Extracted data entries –
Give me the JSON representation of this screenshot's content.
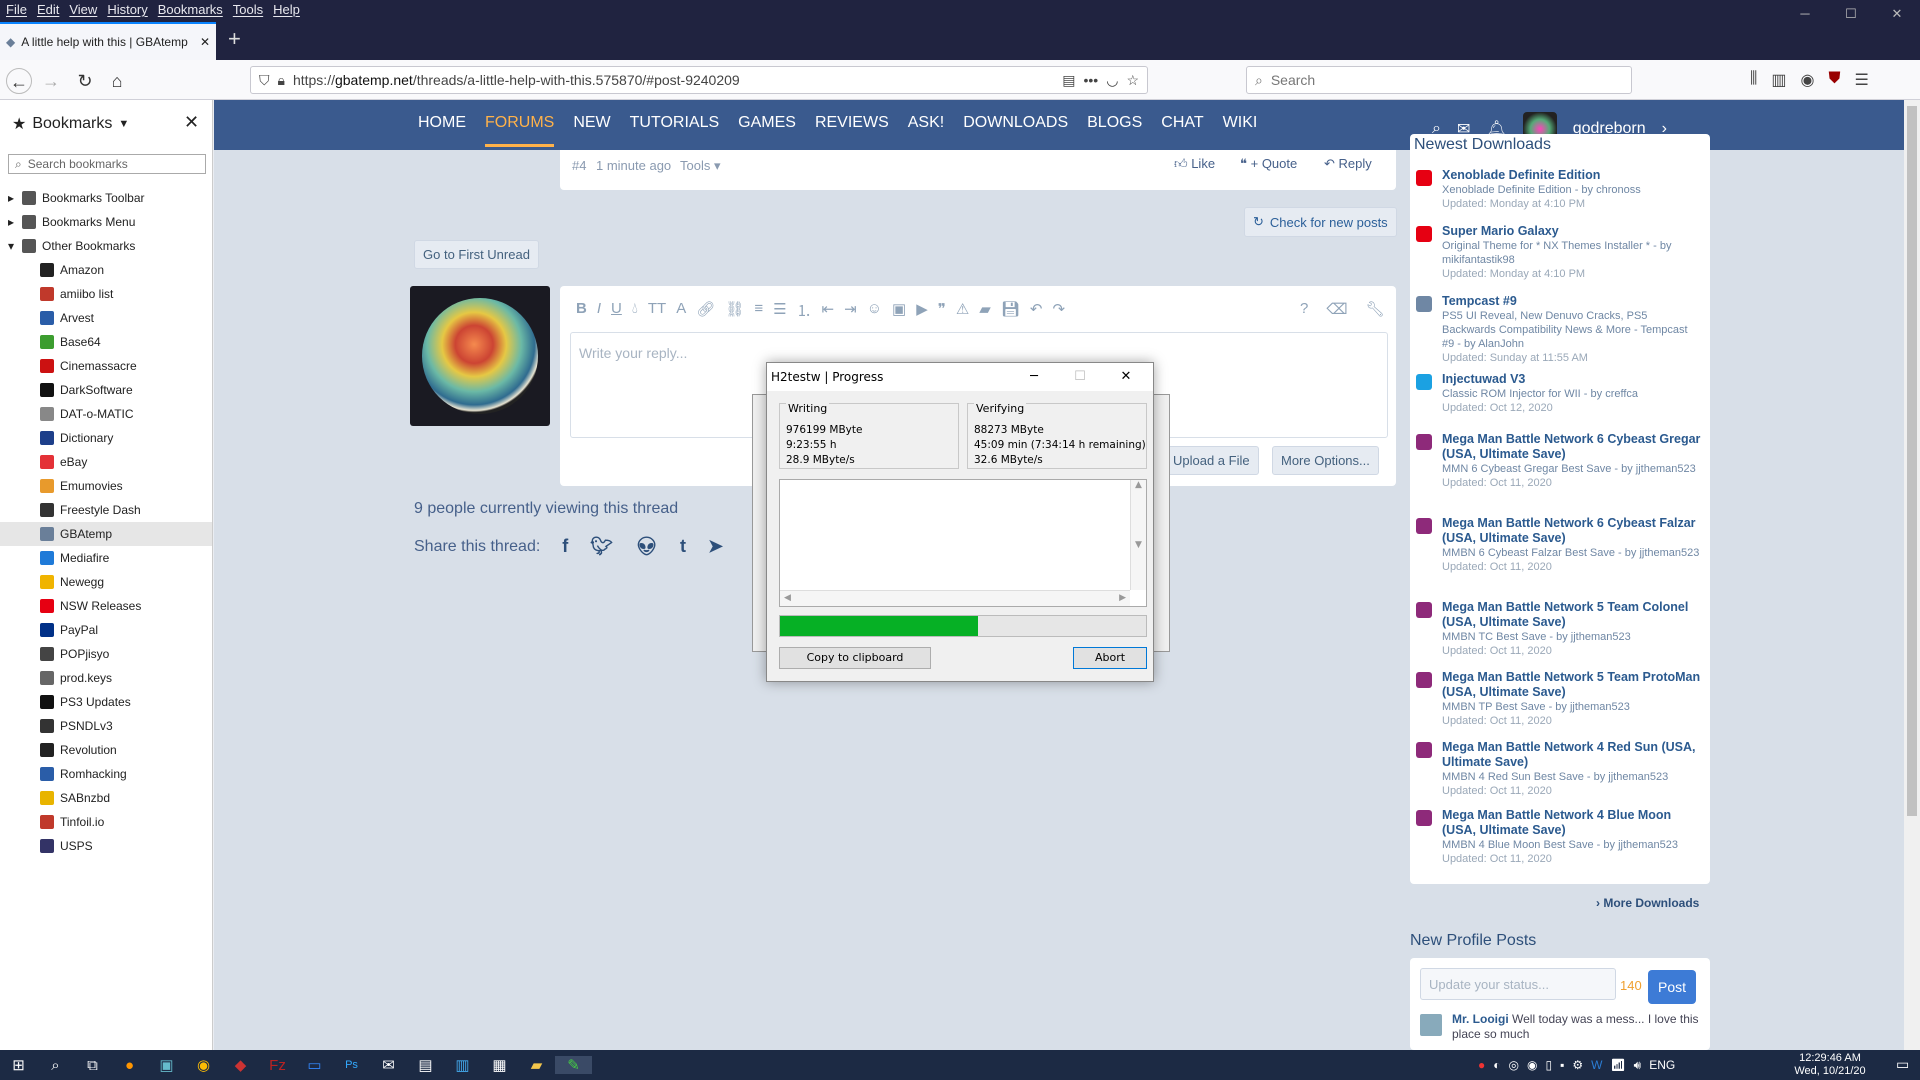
{
  "menu": [
    "File",
    "Edit",
    "View",
    "History",
    "Bookmarks",
    "Tools",
    "Help"
  ],
  "tab": {
    "title": "A little help with this | GBAtemp",
    "close": "✕"
  },
  "url": {
    "prefix": "https://",
    "domain": "gbatemp.net",
    "path": "/threads/a-little-help-with-this.575870/#post-9240209"
  },
  "search": {
    "placeholder": "Search"
  },
  "sidebar": {
    "title": "Bookmarks",
    "search_placeholder": "Search bookmarks",
    "items": [
      {
        "label": "Bookmarks Toolbar",
        "color": "#555"
      },
      {
        "label": "Bookmarks Menu",
        "color": "#555"
      },
      {
        "label": "Other Bookmarks",
        "color": "#555"
      },
      {
        "label": "Amazon",
        "color": "#222"
      },
      {
        "label": "amiibo list",
        "color": "#c0392b"
      },
      {
        "label": "Arvest",
        "color": "#2a5da8"
      },
      {
        "label": "Base64",
        "color": "#3c9d2f"
      },
      {
        "label": "Cinemassacre",
        "color": "#cc1111"
      },
      {
        "label": "DarkSoftware",
        "color": "#111"
      },
      {
        "label": "DAT-o-MATIC",
        "color": "#888"
      },
      {
        "label": "Dictionary",
        "color": "#1d3f8a"
      },
      {
        "label": "eBay",
        "color": "#e43137"
      },
      {
        "label": "Emumovies",
        "color": "#e89a2c"
      },
      {
        "label": "Freestyle Dash",
        "color": "#333"
      },
      {
        "label": "GBAtemp",
        "color": "#6a7f99"
      },
      {
        "label": "Mediafire",
        "color": "#1f7ad8"
      },
      {
        "label": "Newegg",
        "color": "#f0b400"
      },
      {
        "label": "NSW Releases",
        "color": "#e60012"
      },
      {
        "label": "PayPal",
        "color": "#003087"
      },
      {
        "label": "POPjisyo",
        "color": "#444"
      },
      {
        "label": "prod.keys",
        "color": "#666"
      },
      {
        "label": "PS3 Updates",
        "color": "#111"
      },
      {
        "label": "PSNDLv3",
        "color": "#333"
      },
      {
        "label": "Revolution",
        "color": "#222"
      },
      {
        "label": "Romhacking",
        "color": "#2a5da8"
      },
      {
        "label": "SABnzbd",
        "color": "#e8b400"
      },
      {
        "label": "Tinfoil.io",
        "color": "#c0392b"
      },
      {
        "label": "USPS",
        "color": "#333366"
      }
    ]
  },
  "site_nav": [
    "HOME",
    "FORUMS",
    "NEW",
    "TUTORIALS",
    "GAMES",
    "REVIEWS",
    "ASK!",
    "DOWNLOADS",
    "BLOGS",
    "CHAT",
    "WIKI"
  ],
  "user": {
    "name": "godreborn"
  },
  "post_footer": {
    "num": "#4",
    "time": "1 minute ago",
    "tools": "Tools",
    "like": "Like",
    "quote": "+ Quote",
    "reply": "Reply"
  },
  "check_new": "Check for new posts",
  "first_unread": "Go to First Unread",
  "editor": {
    "placeholder": "Write your reply...",
    "upload": "Upload a File",
    "more": "More Options..."
  },
  "viewers": "9 people currently viewing this thread",
  "share_label": "Share this thread:",
  "right": {
    "newest_title": "Newest Downloads",
    "downloads": [
      {
        "t": "Xenoblade Definite Edition",
        "s": "Xenoblade Definite Edition - by chronoss",
        "u": "Updated: Monday at 4:10 PM",
        "c": "#e60012"
      },
      {
        "t": "Super Mario Galaxy",
        "s": "Original Theme for * NX Themes Installer * - by mikifantastik98",
        "u": "Updated: Monday at 4:10 PM",
        "c": "#e60012"
      },
      {
        "t": "Tempcast #9",
        "s": "PS5 UI Reveal, New Denuvo Cracks, PS5 Backwards Compatibility News & More - Tempcast #9 - by AlanJohn",
        "u": "Updated: Sunday at 11:55 AM",
        "c": "#6f87a4"
      },
      {
        "t": "Injectuwad V3",
        "s": "Classic ROM Injector for WII - by creffca",
        "u": "Updated: Oct 12, 2020",
        "c": "#1ba1e2"
      },
      {
        "t": "Mega Man Battle Network 6 Cybeast Gregar (USA, Ultimate Save)",
        "s": "MMN 6 Cybeast Gregar Best Save - by jjtheman523",
        "u": "Updated: Oct 11, 2020",
        "c": "#8e2a7a"
      },
      {
        "t": "Mega Man Battle Network 6 Cybeast Falzar (USA, Ultimate Save)",
        "s": "MMBN 6 Cybeast Falzar Best Save - by jjtheman523",
        "u": "Updated: Oct 11, 2020",
        "c": "#8e2a7a"
      },
      {
        "t": "Mega Man Battle Network 5 Team Colonel (USA, Ultimate Save)",
        "s": "MMBN TC Best Save - by jjtheman523",
        "u": "Updated: Oct 11, 2020",
        "c": "#8e2a7a"
      },
      {
        "t": "Mega Man Battle Network 5 Team ProtoMan (USA, Ultimate Save)",
        "s": "MMBN TP Best Save - by jjtheman523",
        "u": "Updated: Oct 11, 2020",
        "c": "#8e2a7a"
      },
      {
        "t": "Mega Man Battle Network 4 Red Sun (USA, Ultimate Save)",
        "s": "MMBN 4 Red Sun Best Save - by jjtheman523",
        "u": "Updated: Oct 11, 2020",
        "c": "#8e2a7a"
      },
      {
        "t": "Mega Man Battle Network 4 Blue Moon (USA, Ultimate Save)",
        "s": "MMBN 4 Blue Moon Best Save - by jjtheman523",
        "u": "Updated: Oct 11, 2020",
        "c": "#8e2a7a"
      }
    ],
    "more_downloads": "› More Downloads",
    "profile_title": "New Profile Posts",
    "status_placeholder": "Update your status...",
    "count": "140",
    "post_btn": "Post",
    "looigi_name": "Mr. Looigi",
    "looigi_text": "Well today was a mess... I love this place so much"
  },
  "dialog": {
    "title": "H2testw | Progress",
    "writing": {
      "label": "Writing",
      "size": "976199 MByte",
      "time": "9:23:55 h",
      "speed": "28.9 MByte/s"
    },
    "verifying": {
      "label": "Verifying",
      "size": "88273 MByte",
      "time": "45:09 min (7:34:14 h remaining)",
      "speed": "32.6 MByte/s"
    },
    "progress": 0.54,
    "copy_btn": "Copy to clipboard",
    "abort_btn": "Abort"
  },
  "taskbar": {
    "lang": "ENG",
    "time": "12:29:46 AM",
    "date": "Wed, 10/21/20"
  }
}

Goal – Among the lines of the material, find those that hold the word "Xenoblade" and copy them.

The answer –
        "t": "Xenoblade Definite Edition",
        "s": "Xenoblade Definite Edition - by chronoss",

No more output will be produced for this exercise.